> _Given request_
Gather up every line from the entries below that uses the word "control".

> _Records_
+ + + + +

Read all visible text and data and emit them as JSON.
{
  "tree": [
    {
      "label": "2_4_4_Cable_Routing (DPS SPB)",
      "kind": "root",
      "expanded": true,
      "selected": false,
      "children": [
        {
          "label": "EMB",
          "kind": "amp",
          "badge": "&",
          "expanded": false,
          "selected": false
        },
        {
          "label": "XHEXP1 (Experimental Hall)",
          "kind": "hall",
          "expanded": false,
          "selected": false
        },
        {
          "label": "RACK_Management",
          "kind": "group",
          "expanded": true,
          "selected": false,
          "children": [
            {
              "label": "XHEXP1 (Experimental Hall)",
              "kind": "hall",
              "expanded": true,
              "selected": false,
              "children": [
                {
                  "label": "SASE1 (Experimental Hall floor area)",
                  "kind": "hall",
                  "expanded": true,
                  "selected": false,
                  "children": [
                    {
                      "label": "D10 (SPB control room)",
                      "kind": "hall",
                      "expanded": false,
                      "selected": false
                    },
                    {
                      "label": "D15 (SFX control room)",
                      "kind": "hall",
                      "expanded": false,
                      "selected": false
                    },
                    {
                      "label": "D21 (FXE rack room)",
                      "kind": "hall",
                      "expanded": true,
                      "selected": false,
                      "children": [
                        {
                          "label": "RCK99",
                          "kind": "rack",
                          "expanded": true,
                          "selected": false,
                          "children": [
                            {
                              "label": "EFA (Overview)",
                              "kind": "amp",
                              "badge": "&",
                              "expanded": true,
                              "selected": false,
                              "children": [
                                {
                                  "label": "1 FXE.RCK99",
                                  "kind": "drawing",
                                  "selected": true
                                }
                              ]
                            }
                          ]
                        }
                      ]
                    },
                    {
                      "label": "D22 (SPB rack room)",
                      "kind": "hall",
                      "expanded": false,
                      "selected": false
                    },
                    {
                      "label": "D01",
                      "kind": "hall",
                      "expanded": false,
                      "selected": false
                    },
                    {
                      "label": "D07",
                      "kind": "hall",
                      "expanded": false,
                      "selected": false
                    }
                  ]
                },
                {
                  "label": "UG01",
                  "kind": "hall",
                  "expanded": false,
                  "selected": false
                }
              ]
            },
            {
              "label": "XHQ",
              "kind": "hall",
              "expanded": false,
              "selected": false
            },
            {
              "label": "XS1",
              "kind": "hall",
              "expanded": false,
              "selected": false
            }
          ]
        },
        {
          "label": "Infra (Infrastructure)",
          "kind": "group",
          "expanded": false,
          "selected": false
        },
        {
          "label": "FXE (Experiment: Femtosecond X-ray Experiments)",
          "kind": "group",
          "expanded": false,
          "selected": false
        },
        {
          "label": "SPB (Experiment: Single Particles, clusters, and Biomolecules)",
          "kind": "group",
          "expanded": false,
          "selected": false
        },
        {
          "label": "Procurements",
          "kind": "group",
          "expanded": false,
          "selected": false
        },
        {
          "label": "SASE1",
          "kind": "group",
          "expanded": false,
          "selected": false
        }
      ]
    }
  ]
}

+ + + + +

> _Expected answer_
                      "label": "D10 (SPB control room)",
                      "label": "D15 (SFX control room)",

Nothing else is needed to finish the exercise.